Assembling BEAPER Pico, like most through-hole circuit boards, is easiest to do by installing the lowest profile parts first. Start by soldering all of the resistors needed for your configuration, then add the pushbuttons, and, if you're building the robot configuration, the DIP IC sockets. Next, move up to the capacitors, LEDs, headers, header sockets, regulator, power switch, and the other components you need to complete your BEAPER Pico build.

The only components that should not be installed during PCB assembly are the floor sensor LEDs and phototransistors used for making line-following or floor-sensing robots. It's important to install these into their sensor modules only after the robot design has been finalized so that they can be installed at the proper height and in the location that will provide the best sensitivity for detecting either the floor or a line.

You can find detailed, step-by-step assembly instructions for the PCB on the assembling BEAPER Pico web page.

Making robots with BEAPER Pico

The BEAPER Pico PCB integrates a motor driver IC, a screw terminal strip to connect a battery holder and two DC motors, and pre-wired optical floor and line sensor modules, making it exceptionally easy for beginners to create a variety of simple robots. The addition of a 4-pin header socket allows a commonly available HC-SR04P ('P' denotes the 3.3V version of the common 5V HC-SR04) ultrasonic SONAR distance sensor module to be plugged directly onto the PCB too, without needing a special mount.

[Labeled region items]
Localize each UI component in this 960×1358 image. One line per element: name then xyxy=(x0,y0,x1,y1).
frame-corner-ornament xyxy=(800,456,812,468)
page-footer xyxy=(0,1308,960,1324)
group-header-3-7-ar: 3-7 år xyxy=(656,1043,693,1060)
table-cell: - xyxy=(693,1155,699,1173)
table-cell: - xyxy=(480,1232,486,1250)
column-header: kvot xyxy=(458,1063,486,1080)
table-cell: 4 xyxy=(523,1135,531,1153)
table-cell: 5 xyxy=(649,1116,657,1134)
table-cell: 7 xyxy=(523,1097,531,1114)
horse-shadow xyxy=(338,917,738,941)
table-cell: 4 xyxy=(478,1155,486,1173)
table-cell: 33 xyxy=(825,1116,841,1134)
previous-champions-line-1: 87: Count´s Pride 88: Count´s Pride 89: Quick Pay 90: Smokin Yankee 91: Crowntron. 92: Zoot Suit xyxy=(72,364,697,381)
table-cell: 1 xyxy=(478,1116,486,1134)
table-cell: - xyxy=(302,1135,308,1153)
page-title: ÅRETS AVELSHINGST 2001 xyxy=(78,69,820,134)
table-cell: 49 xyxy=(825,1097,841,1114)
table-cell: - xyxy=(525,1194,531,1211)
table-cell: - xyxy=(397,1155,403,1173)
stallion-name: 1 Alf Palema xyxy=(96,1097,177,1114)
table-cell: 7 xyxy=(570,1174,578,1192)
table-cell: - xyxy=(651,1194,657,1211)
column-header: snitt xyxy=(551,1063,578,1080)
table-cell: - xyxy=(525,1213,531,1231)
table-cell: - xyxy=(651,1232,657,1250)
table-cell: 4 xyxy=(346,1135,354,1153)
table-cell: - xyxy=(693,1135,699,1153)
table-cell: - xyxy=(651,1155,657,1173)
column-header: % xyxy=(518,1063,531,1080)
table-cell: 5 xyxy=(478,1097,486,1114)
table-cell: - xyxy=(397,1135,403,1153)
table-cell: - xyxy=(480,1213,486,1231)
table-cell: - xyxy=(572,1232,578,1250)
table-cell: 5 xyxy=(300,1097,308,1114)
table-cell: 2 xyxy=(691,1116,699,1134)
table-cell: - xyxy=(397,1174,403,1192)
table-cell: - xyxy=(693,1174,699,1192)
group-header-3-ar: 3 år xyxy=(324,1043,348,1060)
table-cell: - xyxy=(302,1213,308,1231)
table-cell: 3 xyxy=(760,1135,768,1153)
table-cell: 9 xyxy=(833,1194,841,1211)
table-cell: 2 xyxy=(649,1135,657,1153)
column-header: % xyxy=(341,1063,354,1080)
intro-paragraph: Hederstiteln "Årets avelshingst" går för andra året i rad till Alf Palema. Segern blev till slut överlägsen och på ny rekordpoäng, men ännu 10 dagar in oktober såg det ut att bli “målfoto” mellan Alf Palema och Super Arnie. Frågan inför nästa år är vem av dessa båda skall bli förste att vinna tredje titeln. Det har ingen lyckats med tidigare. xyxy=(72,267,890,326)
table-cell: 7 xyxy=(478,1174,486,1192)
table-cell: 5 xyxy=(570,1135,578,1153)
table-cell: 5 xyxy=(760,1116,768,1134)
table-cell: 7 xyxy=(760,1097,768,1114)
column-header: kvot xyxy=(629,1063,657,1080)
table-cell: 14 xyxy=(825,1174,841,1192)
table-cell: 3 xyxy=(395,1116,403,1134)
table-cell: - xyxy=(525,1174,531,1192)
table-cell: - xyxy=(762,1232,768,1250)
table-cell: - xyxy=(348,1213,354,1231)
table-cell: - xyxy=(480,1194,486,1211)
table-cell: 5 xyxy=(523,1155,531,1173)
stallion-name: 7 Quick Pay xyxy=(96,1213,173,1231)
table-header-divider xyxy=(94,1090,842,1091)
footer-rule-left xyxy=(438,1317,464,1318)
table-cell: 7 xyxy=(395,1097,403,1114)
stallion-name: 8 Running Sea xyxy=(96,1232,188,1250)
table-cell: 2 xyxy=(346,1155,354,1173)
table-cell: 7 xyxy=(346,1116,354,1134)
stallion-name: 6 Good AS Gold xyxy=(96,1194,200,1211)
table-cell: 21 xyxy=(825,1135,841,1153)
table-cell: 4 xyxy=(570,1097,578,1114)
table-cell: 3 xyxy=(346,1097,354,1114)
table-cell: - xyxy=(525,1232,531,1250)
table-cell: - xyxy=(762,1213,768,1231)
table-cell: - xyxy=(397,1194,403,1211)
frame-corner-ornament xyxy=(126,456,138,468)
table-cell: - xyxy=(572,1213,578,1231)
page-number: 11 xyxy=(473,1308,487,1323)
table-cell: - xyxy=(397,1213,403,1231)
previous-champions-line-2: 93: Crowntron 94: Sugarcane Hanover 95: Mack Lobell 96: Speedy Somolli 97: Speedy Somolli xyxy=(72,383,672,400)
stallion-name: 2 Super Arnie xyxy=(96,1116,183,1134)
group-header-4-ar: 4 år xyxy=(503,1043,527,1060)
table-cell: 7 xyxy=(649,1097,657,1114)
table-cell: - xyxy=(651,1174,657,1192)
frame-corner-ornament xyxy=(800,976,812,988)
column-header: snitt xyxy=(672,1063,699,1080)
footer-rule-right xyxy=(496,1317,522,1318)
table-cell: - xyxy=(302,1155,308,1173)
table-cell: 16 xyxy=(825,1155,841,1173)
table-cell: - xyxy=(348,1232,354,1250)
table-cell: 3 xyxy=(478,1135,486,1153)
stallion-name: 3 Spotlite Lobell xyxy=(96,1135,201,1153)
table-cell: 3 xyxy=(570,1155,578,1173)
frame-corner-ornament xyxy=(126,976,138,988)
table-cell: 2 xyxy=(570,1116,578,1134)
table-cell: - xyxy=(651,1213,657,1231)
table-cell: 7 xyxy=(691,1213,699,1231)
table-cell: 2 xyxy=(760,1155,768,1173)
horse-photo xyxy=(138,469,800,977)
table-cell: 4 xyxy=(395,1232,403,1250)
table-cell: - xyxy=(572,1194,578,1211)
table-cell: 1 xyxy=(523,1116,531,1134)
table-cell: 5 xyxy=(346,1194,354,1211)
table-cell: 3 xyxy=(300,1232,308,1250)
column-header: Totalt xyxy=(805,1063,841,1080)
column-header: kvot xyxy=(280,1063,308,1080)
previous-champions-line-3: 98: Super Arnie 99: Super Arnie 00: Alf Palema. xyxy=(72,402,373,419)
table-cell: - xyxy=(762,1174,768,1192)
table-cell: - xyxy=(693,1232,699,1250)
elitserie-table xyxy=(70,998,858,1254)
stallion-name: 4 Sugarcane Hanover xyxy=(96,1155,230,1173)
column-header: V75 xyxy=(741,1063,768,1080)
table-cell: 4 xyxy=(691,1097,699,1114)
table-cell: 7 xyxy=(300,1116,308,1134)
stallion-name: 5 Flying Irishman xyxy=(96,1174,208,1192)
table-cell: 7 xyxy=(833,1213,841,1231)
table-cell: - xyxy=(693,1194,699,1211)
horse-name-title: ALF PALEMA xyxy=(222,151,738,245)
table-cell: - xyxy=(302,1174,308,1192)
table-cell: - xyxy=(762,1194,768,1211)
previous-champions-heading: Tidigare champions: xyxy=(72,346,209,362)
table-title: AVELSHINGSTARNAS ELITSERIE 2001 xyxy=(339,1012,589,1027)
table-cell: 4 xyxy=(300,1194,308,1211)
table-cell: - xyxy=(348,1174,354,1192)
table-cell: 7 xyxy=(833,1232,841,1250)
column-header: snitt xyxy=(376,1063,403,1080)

--

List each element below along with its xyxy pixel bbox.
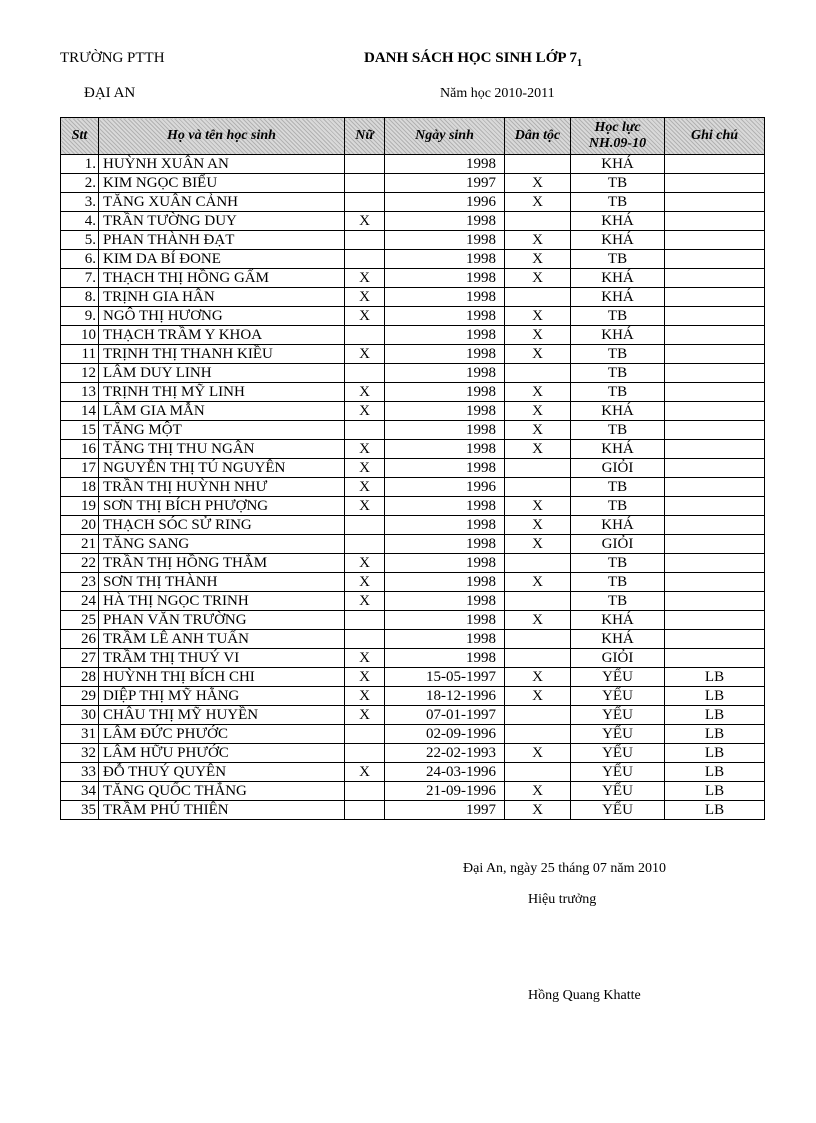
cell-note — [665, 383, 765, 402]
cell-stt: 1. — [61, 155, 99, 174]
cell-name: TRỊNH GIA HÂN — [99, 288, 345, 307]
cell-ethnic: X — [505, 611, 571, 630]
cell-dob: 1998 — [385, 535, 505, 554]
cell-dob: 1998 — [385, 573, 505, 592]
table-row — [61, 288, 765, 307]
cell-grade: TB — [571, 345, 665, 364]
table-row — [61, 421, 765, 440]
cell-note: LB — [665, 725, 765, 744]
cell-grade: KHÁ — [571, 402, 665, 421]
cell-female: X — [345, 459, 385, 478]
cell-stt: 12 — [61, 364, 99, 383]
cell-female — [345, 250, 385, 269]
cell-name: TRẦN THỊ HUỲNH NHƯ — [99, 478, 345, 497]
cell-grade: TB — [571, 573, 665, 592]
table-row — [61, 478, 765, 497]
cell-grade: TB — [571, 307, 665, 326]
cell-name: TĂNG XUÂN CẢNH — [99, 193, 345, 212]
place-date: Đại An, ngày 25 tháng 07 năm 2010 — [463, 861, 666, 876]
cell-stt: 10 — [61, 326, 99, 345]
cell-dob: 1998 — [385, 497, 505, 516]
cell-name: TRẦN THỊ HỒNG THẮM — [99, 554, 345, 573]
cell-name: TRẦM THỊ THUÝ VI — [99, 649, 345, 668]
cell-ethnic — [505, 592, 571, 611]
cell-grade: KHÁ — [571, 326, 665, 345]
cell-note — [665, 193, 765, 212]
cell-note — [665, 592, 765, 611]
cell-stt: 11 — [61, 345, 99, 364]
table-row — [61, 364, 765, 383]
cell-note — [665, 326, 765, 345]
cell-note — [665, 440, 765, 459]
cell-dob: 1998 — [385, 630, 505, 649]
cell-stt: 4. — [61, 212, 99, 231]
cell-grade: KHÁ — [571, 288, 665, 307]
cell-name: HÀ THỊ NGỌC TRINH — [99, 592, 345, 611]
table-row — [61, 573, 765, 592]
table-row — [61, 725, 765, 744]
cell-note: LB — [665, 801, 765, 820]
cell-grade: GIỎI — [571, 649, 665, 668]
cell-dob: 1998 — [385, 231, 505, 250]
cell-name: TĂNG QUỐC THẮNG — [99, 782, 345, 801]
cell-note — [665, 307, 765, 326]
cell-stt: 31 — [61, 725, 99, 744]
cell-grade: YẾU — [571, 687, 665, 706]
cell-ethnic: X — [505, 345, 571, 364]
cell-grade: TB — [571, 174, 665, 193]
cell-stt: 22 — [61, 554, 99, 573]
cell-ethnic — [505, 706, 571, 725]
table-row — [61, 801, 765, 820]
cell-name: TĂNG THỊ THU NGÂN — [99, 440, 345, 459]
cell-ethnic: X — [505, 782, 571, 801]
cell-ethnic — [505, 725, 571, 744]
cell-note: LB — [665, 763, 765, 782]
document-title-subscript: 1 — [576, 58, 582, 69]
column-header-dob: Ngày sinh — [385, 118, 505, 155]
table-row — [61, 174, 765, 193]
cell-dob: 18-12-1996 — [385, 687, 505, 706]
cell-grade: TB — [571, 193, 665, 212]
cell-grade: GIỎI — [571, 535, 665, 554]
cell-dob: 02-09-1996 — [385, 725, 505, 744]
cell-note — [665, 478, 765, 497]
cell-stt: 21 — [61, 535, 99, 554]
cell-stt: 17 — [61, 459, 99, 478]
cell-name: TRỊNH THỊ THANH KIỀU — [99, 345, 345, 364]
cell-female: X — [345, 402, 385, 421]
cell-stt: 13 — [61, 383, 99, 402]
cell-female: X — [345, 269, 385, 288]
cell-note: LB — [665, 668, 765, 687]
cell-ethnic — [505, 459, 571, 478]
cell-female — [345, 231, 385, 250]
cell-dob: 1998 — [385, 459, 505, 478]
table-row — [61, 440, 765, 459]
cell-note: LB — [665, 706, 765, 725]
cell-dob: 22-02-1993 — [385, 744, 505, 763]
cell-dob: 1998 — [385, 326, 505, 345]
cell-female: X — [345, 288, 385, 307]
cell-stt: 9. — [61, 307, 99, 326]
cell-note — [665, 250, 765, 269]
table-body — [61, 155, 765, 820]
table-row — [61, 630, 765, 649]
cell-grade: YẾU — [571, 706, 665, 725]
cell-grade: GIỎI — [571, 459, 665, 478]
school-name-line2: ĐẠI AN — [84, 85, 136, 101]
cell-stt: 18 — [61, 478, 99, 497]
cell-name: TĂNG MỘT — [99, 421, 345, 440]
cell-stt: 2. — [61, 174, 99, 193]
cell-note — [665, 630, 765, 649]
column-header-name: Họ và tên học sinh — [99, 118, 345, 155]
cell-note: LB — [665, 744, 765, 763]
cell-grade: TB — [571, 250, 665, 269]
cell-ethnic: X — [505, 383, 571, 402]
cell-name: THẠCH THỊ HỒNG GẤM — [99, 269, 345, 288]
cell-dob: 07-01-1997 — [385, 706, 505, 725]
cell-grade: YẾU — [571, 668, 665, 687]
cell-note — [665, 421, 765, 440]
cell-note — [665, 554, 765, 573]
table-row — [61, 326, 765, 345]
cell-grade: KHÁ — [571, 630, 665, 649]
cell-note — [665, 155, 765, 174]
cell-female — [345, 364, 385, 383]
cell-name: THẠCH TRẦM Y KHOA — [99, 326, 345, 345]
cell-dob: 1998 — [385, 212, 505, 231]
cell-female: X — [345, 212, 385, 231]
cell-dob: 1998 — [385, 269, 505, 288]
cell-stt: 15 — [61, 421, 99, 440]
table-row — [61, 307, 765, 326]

(Brief): Reproduce the BEAPER Pico assembly text word for word, from start to end.

(Result of this task):
Assembling BEAPER Pico, like most through-hole circuit boards, is easiest to do by installing the lowest profile parts first. Start by soldering all of the resistors needed for your configuration, then add the pushbuttons, and, if you're building the robot configuration, the DIP IC sockets. Next, move up to the capacitors, LEDs, headers, header sockets, regulator, power switch, and the other components you need to complete your BEAPER Pico build.

The only components that should not be installed during PCB assembly are the floor sensor LEDs and phototransistors used for making line-following or floor-sensing robots. It's important to install these into their sensor modules only after the robot design has been finalized so that they can be installed at the proper height and in the location that will provide the best sensitivity for detecting either the floor or a line.

You can find detailed, step-by-step assembly instructions for the PCB on the assembling BEAPER Pico web page.

Making robots with BEAPER Pico

The BEAPER Pico PCB integrates a motor driver IC, a screw terminal strip to connect a battery holder and two DC motors, and pre-wired optical floor and line sensor modules, making it exceptionally easy for beginners to create a variety of simple robots. The addition of a 4-pin header socket allows a commonly available HC-SR04P ('P' denotes the 3.3V version of the common 5V HC-SR04) ultrasonic SONAR distance sensor module to be plugged directly onto the PCB too, without needing a special mount.